● Short task
Reply with one number: the count of lines in the listing that contain the string "Nakashima".

===== Supplied information

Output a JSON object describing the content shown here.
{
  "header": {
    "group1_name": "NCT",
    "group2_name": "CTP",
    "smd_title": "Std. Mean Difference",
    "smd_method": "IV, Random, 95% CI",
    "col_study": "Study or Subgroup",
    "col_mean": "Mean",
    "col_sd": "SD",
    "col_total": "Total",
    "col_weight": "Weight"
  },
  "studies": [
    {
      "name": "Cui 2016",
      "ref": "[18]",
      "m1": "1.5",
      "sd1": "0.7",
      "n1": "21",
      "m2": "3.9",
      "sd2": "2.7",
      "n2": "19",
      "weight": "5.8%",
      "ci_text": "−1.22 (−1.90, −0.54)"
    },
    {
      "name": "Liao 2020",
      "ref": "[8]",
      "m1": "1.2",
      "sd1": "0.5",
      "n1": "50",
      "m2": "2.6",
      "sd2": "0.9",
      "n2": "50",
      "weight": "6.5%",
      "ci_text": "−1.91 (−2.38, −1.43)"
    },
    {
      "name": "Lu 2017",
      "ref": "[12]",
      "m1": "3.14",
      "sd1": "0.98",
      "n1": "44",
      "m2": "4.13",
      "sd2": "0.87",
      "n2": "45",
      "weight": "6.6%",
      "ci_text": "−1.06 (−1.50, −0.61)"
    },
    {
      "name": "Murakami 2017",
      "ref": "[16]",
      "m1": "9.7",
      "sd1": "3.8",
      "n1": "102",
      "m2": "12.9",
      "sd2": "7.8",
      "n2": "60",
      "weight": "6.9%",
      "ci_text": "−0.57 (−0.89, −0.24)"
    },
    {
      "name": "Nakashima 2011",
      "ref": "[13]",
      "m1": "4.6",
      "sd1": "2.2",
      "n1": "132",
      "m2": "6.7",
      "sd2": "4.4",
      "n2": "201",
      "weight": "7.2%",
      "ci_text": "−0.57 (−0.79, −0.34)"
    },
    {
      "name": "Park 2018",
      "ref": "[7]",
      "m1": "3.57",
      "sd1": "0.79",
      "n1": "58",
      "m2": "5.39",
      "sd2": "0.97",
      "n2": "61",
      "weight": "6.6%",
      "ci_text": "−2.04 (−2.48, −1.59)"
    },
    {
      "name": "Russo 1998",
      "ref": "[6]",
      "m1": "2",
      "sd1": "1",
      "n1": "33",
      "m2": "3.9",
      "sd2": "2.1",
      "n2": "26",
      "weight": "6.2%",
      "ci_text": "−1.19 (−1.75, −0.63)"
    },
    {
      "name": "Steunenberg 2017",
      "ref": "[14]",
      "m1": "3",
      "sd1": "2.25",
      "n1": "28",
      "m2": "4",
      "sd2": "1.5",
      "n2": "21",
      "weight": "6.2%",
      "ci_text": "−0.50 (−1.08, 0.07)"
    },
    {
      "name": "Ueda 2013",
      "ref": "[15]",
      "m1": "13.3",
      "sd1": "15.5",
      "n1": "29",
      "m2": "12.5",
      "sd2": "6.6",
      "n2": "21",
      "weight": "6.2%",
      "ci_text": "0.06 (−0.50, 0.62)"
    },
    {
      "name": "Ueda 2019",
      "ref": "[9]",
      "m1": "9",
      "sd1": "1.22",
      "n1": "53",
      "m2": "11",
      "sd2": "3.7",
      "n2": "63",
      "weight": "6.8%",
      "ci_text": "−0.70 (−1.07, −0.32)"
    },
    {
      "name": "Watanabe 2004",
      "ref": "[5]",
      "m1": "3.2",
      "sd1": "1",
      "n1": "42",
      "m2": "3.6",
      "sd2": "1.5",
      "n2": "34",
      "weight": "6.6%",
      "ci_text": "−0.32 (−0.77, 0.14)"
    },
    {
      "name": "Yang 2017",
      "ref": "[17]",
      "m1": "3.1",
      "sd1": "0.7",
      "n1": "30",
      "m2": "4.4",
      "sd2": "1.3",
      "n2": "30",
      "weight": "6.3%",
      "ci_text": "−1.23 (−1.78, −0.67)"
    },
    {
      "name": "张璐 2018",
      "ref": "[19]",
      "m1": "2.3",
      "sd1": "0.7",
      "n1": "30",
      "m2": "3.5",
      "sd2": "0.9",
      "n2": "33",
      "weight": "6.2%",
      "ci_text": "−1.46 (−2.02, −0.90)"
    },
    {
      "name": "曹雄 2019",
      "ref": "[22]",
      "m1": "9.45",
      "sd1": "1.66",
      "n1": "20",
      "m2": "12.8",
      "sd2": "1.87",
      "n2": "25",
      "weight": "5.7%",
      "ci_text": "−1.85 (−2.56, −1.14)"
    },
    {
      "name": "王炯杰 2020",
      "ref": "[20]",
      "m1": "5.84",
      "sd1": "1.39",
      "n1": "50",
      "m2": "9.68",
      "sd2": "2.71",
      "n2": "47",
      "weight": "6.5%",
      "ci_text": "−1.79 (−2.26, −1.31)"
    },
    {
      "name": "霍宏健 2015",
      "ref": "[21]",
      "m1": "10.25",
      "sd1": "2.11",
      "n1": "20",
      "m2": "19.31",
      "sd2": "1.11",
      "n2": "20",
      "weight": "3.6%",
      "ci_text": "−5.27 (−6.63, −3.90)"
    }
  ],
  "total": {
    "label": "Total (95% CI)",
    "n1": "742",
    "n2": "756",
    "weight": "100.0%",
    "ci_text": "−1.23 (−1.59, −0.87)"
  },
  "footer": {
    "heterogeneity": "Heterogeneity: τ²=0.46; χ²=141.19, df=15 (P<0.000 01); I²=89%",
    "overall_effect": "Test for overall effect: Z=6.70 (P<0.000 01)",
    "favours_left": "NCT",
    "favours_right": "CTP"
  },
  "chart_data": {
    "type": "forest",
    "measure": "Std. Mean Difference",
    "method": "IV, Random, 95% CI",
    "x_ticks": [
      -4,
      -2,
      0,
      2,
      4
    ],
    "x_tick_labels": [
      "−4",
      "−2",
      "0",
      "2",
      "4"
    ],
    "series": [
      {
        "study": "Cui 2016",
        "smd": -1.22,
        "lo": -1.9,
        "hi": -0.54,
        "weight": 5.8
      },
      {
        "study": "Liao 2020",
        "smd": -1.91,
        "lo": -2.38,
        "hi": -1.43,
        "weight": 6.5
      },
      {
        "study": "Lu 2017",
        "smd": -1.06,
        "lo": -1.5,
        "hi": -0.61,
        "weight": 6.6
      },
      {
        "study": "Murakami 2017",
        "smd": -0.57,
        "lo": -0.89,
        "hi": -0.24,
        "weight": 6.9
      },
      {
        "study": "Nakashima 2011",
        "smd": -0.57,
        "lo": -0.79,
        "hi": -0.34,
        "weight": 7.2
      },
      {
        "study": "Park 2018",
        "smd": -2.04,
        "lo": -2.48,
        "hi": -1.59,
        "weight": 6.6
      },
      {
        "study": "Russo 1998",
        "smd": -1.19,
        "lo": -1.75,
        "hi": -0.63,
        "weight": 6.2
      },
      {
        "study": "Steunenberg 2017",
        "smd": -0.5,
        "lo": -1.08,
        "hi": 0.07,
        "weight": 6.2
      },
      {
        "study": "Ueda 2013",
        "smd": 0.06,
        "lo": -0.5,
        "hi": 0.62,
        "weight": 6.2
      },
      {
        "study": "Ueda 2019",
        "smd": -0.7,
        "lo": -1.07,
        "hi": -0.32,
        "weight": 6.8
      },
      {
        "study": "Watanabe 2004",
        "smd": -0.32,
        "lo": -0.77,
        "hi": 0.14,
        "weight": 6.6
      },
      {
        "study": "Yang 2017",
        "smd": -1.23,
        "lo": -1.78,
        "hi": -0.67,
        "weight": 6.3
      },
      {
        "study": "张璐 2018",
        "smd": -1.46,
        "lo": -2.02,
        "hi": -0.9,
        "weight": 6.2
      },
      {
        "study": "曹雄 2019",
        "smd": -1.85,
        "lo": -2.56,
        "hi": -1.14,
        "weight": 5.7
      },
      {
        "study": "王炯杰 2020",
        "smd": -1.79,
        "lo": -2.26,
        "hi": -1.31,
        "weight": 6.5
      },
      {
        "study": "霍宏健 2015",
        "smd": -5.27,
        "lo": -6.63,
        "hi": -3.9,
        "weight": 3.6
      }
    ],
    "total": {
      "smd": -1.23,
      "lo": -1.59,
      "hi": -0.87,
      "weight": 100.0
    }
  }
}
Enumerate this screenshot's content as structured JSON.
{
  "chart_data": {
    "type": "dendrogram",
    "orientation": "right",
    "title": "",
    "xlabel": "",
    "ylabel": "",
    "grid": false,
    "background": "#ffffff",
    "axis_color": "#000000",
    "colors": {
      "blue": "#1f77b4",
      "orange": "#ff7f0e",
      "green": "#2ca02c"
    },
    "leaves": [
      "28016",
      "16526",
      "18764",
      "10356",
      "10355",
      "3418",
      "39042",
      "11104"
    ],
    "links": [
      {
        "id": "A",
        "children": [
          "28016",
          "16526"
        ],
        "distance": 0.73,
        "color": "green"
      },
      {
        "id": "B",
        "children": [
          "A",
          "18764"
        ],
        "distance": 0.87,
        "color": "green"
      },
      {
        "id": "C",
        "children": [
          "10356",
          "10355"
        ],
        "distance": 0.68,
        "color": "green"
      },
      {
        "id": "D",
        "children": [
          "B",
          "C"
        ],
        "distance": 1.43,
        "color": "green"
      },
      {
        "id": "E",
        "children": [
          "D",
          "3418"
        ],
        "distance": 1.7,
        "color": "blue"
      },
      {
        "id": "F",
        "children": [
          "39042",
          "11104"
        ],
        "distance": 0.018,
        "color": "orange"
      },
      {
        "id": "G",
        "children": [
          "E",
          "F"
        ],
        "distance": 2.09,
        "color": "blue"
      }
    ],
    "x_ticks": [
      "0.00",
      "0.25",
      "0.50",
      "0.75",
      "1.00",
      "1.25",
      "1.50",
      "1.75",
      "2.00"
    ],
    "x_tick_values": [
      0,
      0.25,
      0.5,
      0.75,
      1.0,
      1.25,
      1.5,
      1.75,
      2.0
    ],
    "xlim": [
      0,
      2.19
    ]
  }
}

==========

● Output of the task
2